--- DATA TO PROCESS ---

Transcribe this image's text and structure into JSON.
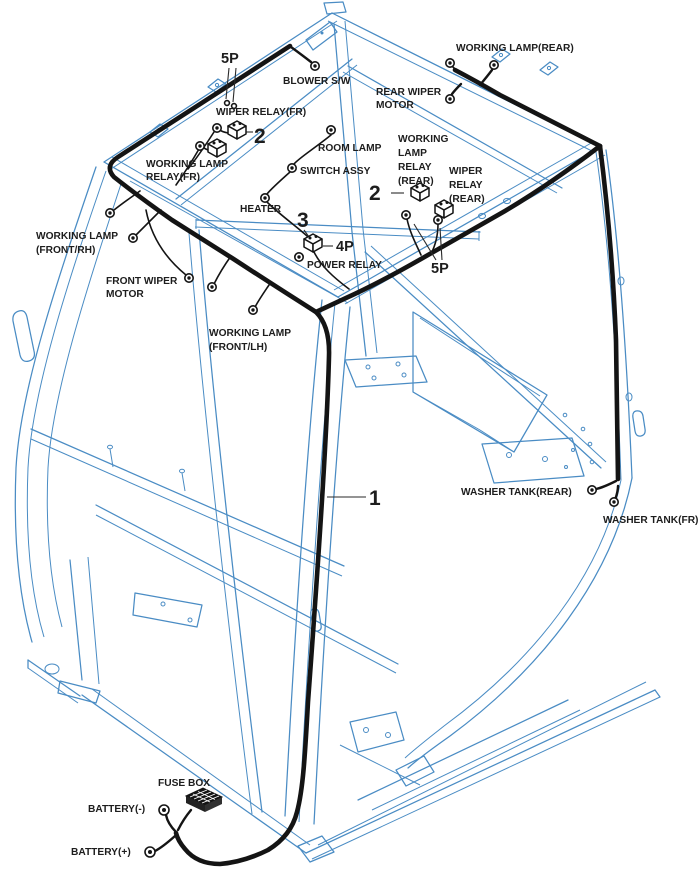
{
  "colors": {
    "background": "#ffffff",
    "frame": "#4a8cc4",
    "frame_light": "#9dc2dd",
    "harness": "#141414",
    "leader": "#2a2a2a",
    "text": "#1d1d1d"
  },
  "callouts": {
    "num1": "1",
    "num2_front": "2",
    "num2_rear": "2",
    "num3": "3",
    "pin4": "4P",
    "pin5_front": "5P",
    "pin5_rear": "5P"
  },
  "labels": {
    "blower_sw": "BLOWER S/W",
    "wiper_relay_fr": "WIPER RELAY(FR)",
    "working_lamp_relay_fr": [
      "WORKING LAMP",
      "RELAY(FR)"
    ],
    "room_lamp": "ROOM LAMP",
    "switch_assy": "SWITCH ASSY",
    "heater": "HEATER",
    "rear_wiper_motor": [
      "REAR WIPER",
      "MOTOR"
    ],
    "working_lamp_rear": "WORKING LAMP(REAR)",
    "working_lamp_relay_rear": [
      "WORKING",
      "LAMP",
      "RELAY",
      "(REAR)"
    ],
    "wiper_relay_rear": [
      "WIPER",
      "RELAY",
      "(REAR)"
    ],
    "power_relay": "POWER RELAY",
    "working_lamp_front_rh": [
      "WORKING LAMP",
      "(FRONT/RH)"
    ],
    "front_wiper_motor": [
      "FRONT WIPER",
      "MOTOR"
    ],
    "working_lamp_front_lh": [
      "WORKING LAMP",
      "(FRONT/LH)"
    ],
    "washer_tank_rear": "WASHER TANK(REAR)",
    "washer_tank_fr": "WASHER TANK(FR)",
    "fuse_box": "FUSE BOX",
    "battery_neg": "BATTERY(-)",
    "battery_pos": "BATTERY(+)"
  }
}
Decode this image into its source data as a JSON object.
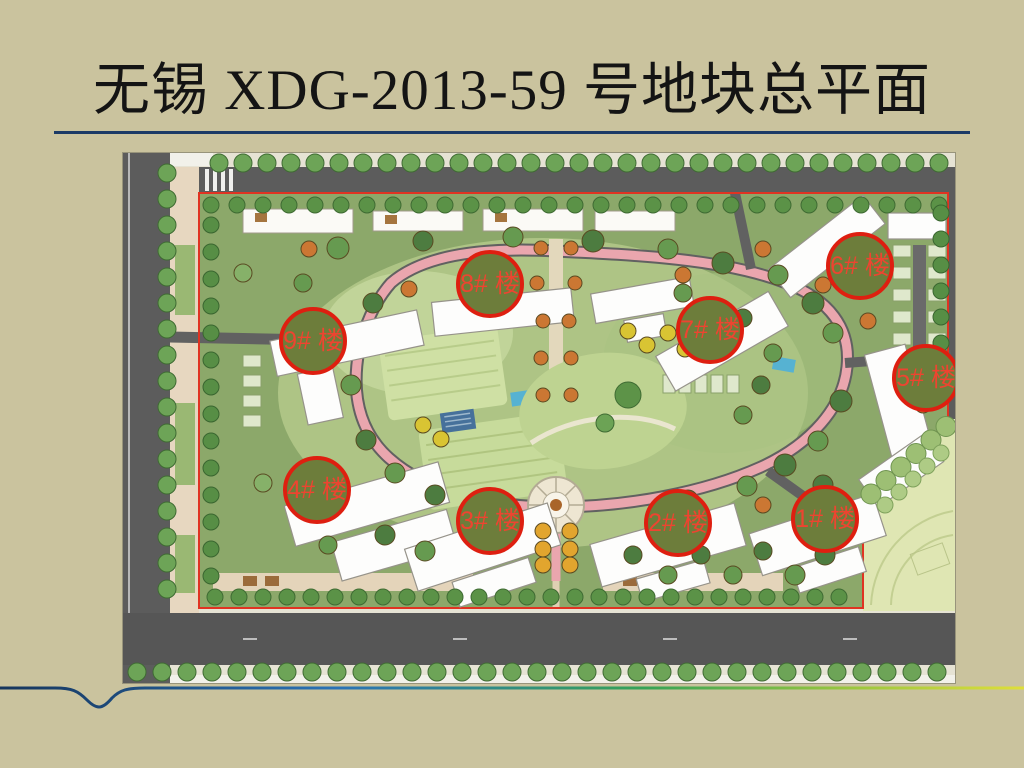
{
  "title": {
    "line1": "无锡 XDG-2013-59 号地块总平面",
    "line2": "图",
    "text_color": "#141414",
    "rule_color": "#1b3a66"
  },
  "plan": {
    "type": "residential site master plan",
    "markers": [
      {
        "label": "1# 楼"
      },
      {
        "label": "2# 楼"
      },
      {
        "label": "3# 楼"
      },
      {
        "label": "4# 楼"
      },
      {
        "label": "5# 楼"
      },
      {
        "label": "6# 楼"
      },
      {
        "label": "7# 楼"
      },
      {
        "label": "8# 楼"
      },
      {
        "label": "9# 楼"
      }
    ],
    "marker_colors": {
      "fill": "#6d7d3b",
      "border": "#de1f10",
      "text": "#ee4430"
    }
  },
  "slide_colors": {
    "background": "#cac39e",
    "decoration_gradient": [
      "#16355c",
      "#2a72b5",
      "#36a356",
      "#96c53f",
      "#dfdf3a"
    ]
  }
}
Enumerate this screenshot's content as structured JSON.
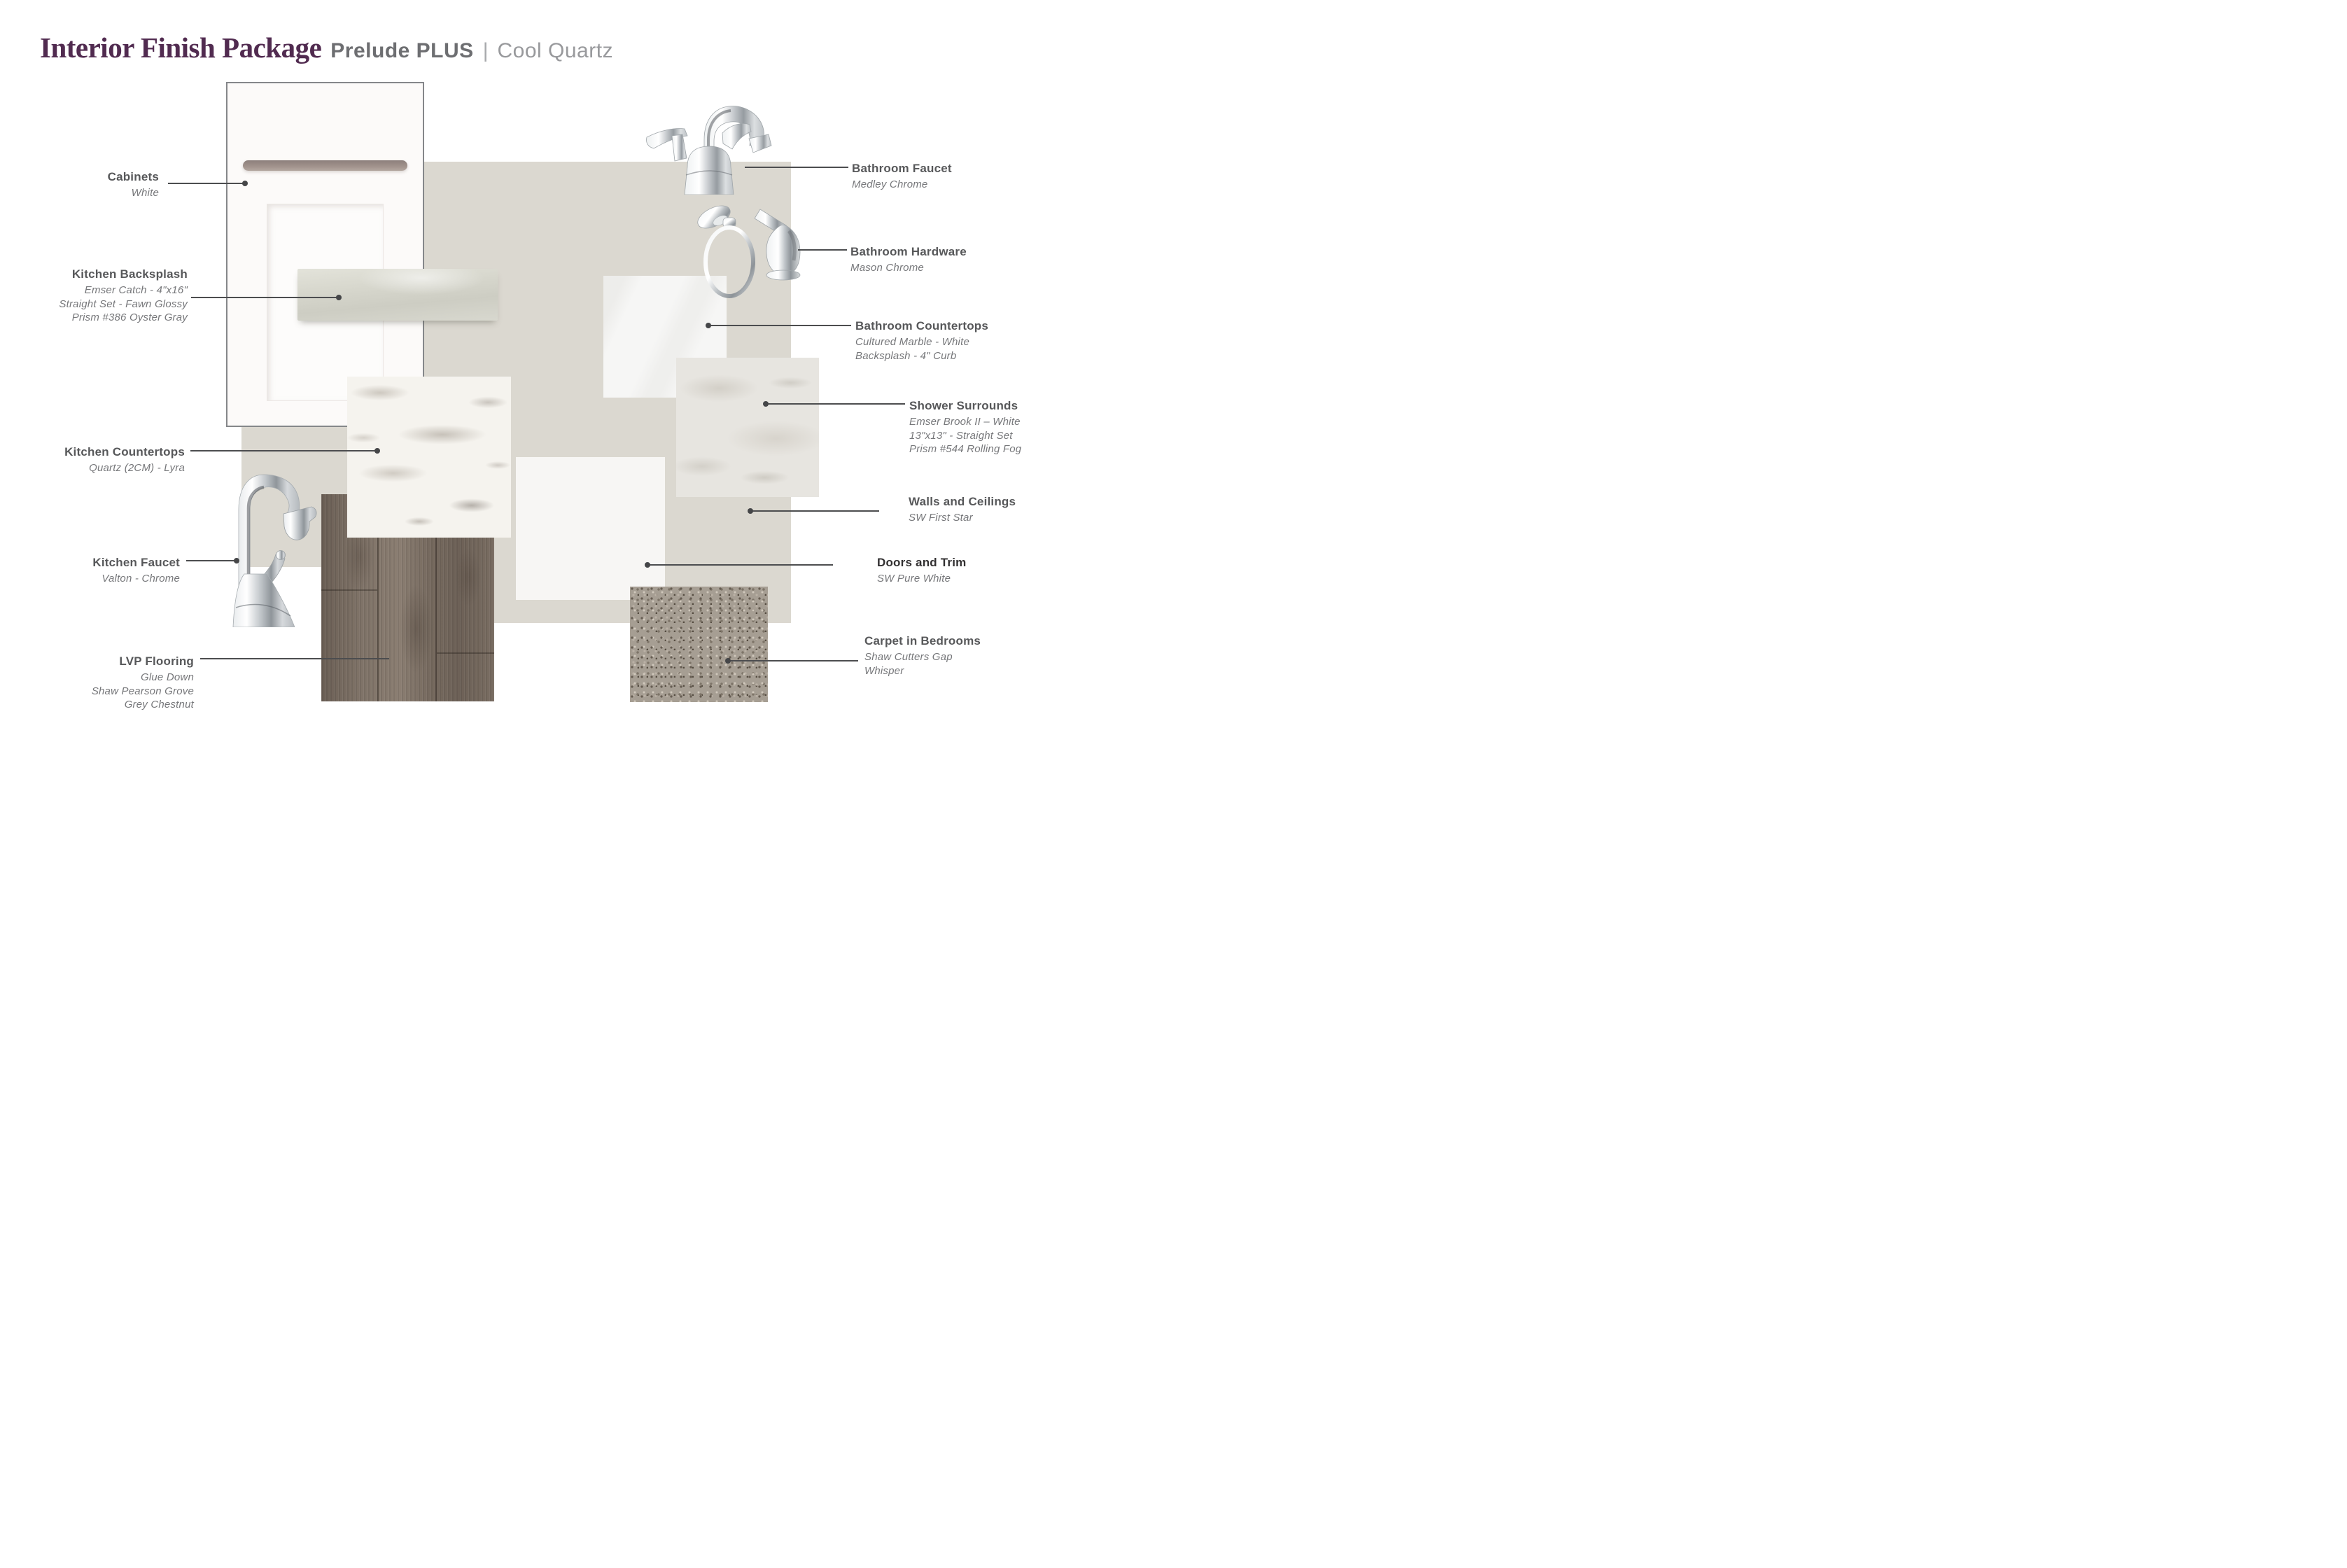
{
  "header": {
    "title": "Interior Finish Package",
    "package": "Prelude PLUS",
    "divider": "|",
    "palette": "Cool Quartz"
  },
  "labels": {
    "cabinets": {
      "title": "Cabinets",
      "details": [
        "White"
      ]
    },
    "kitchen_backsplash": {
      "title": "Kitchen Backsplash",
      "details": [
        "Emser Catch - 4\"x16\"",
        "Straight Set - Fawn Glossy",
        "Prism #386 Oyster Gray"
      ]
    },
    "kitchen_countertops": {
      "title": "Kitchen Countertops",
      "details": [
        "Quartz (2CM)  - Lyra"
      ]
    },
    "kitchen_faucet": {
      "title": "Kitchen Faucet",
      "details": [
        "Valton - Chrome"
      ]
    },
    "lvp_flooring": {
      "title": "LVP Flooring",
      "details": [
        "Glue Down",
        "Shaw Pearson Grove",
        "Grey Chestnut"
      ]
    },
    "bathroom_faucet": {
      "title": "Bathroom Faucet",
      "details": [
        "Medley Chrome"
      ]
    },
    "bathroom_hardware": {
      "title": "Bathroom Hardware",
      "details": [
        "Mason Chrome"
      ]
    },
    "bathroom_countertops": {
      "title": "Bathroom Countertops",
      "details": [
        "Cultured Marble - White",
        "Backsplash - 4\" Curb"
      ]
    },
    "shower_surrounds": {
      "title": "Shower Surrounds",
      "details": [
        "Emser Brook II – White",
        "13\"x13\" - Straight Set",
        "Prism #544 Rolling Fog"
      ]
    },
    "walls_and_ceilings": {
      "title": "Walls and Ceilings",
      "details": [
        "SW First Star"
      ]
    },
    "doors_and_trim": {
      "title": "Doors and Trim",
      "details": [
        "SW Pure White"
      ]
    },
    "carpet_in_bedrooms": {
      "title": "Carpet in Bedrooms",
      "details": [
        "Shaw Cutters Gap",
        "Whisper"
      ]
    }
  },
  "palette_colors": {
    "title_accent": "#512b50",
    "header_gray": "#6d6e71",
    "header_light_gray": "#98999c",
    "label_title_gray": "#57585a",
    "label_detail_gray": "#76777a",
    "leader_line": "#4c4d4f",
    "backdrop_greige": "#dbd8d0",
    "carpet_taupe": "#a69e93",
    "lvp_brown": "#7a6e63",
    "doors_trim_white": "#f7f6f4",
    "quartz_white": "#f5f3ee"
  }
}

---

#### SHORT PROBLEM
Please transcribe the material above exactly as written. Leave the pictures out.

#### RESULT OF THIS EXERCISE
Transcribe this image's text and structure into JSON.
{
  "colors": {
    "background": "#ffffff",
    "frame": "#4a8cc4",
    "frame_light": "#9dc2dd",
    "harness": "#141414",
    "leader": "#2a2a2a",
    "text": "#1d1d1d"
  },
  "callouts": {
    "num1": "1",
    "num2_front": "2",
    "num2_rear": "2",
    "num3": "3",
    "pin4": "4P",
    "pin5_front": "5P",
    "pin5_rear": "5P"
  },
  "labels": {
    "blower_sw": "BLOWER S/W",
    "wiper_relay_fr": "WIPER RELAY(FR)",
    "working_lamp_relay_fr": [
      "WORKING LAMP",
      "RELAY(FR)"
    ],
    "room_lamp": "ROOM LAMP",
    "switch_assy": "SWITCH ASSY",
    "heater": "HEATER",
    "rear_wiper_motor": [
      "REAR WIPER",
      "MOTOR"
    ],
    "working_lamp_rear": "WORKING LAMP(REAR)",
    "working_lamp_relay_rear": [
      "WORKING",
      "LAMP",
      "RELAY",
      "(REAR)"
    ],
    "wiper_relay_rear": [
      "WIPER",
      "RELAY",
      "(REAR)"
    ],
    "power_relay": "POWER RELAY",
    "working_lamp_front_rh": [
      "WORKING LAMP",
      "(FRONT/RH)"
    ],
    "front_wiper_motor": [
      "FRONT WIPER",
      "MOTOR"
    ],
    "working_lamp_front_lh": [
      "WORKING LAMP",
      "(FRONT/LH)"
    ],
    "washer_tank_rear": "WASHER TANK(REAR)",
    "washer_tank_fr": "WASHER TANK(FR)",
    "fuse_box": "FUSE BOX",
    "battery_neg": "BATTERY(-)",
    "battery_pos": "BATTERY(+)"
  }
}
Decode this image into its source data as a JSON object.
{
  "title": {
    "line1": "无锡 XDG-2013-59 号地块总平面",
    "line2": "图",
    "text_color": "#141414",
    "rule_color": "#1b3a66"
  },
  "plan": {
    "type": "residential site master plan",
    "markers": [
      {
        "label": "1# 楼"
      },
      {
        "label": "2# 楼"
      },
      {
        "label": "3# 楼"
      },
      {
        "label": "4# 楼"
      },
      {
        "label": "5# 楼"
      },
      {
        "label": "6# 楼"
      },
      {
        "label": "7# 楼"
      },
      {
        "label": "8# 楼"
      },
      {
        "label": "9# 楼"
      }
    ],
    "marker_colors": {
      "fill": "#6d7d3b",
      "border": "#de1f10",
      "text": "#ee4430"
    }
  },
  "slide_colors": {
    "background": "#cac39e",
    "decoration_gradient": [
      "#16355c",
      "#2a72b5",
      "#36a356",
      "#96c53f",
      "#dfdf3a"
    ]
  }
}
Enumerate this screenshot's content as structured JSON.
{
  "header": {
    "title": "Interior Finish Package",
    "package": "Prelude PLUS",
    "divider": "|",
    "palette": "Cool Quartz"
  },
  "labels": {
    "cabinets": {
      "title": "Cabinets",
      "details": [
        "White"
      ]
    },
    "kitchen_backsplash": {
      "title": "Kitchen Backsplash",
      "details": [
        "Emser Catch - 4\"x16\"",
        "Straight Set - Fawn Glossy",
        "Prism #386 Oyster Gray"
      ]
    },
    "kitchen_countertops": {
      "title": "Kitchen Countertops",
      "details": [
        "Quartz (2CM)  - Lyra"
      ]
    },
    "kitchen_faucet": {
      "title": "Kitchen Faucet",
      "details": [
        "Valton - Chrome"
      ]
    },
    "lvp_flooring": {
      "title": "LVP Flooring",
      "details": [
        "Glue Down",
        "Shaw Pearson Grove",
        "Grey Chestnut"
      ]
    },
    "bathroom_faucet": {
      "title": "Bathroom Faucet",
      "details": [
        "Medley Chrome"
      ]
    },
    "bathroom_hardware": {
      "title": "Bathroom Hardware",
      "details": [
        "Mason Chrome"
      ]
    },
    "bathroom_countertops": {
      "title": "Bathroom Countertops",
      "details": [
        "Cultured Marble - White",
        "Backsplash - 4\" Curb"
      ]
    },
    "shower_surrounds": {
      "title": "Shower Surrounds",
      "details": [
        "Emser Brook II – White",
        "13\"x13\" - Straight Set",
        "Prism #544 Rolling Fog"
      ]
    },
    "walls_and_ceilings": {
      "title": "Walls and Ceilings",
      "details": [
        "SW First Star"
      ]
    },
    "doors_and_trim": {
      "title": "Doors and Trim",
      "details": [
        "SW Pure White"
      ]
    },
    "carpet_in_bedrooms": {
      "title": "Carpet in Bedrooms",
      "details": [
        "Shaw Cutters Gap",
        "Whisper"
      ]
    }
  },
  "palette_colors": {
    "title_accent": "#512b50",
    "header_gray": "#6d6e71",
    "header_light_gray": "#98999c",
    "label_title_gray": "#57585a",
    "label_detail_gray": "#76777a",
    "leader_line": "#4c4d4f",
    "backdrop_greige": "#dbd8d0",
    "carpet_taupe": "#a69e93",
    "lvp_brown": "#7a6e63",
    "doors_trim_white": "#f7f6f4",
    "quartz_white": "#f5f3ee"
  }
}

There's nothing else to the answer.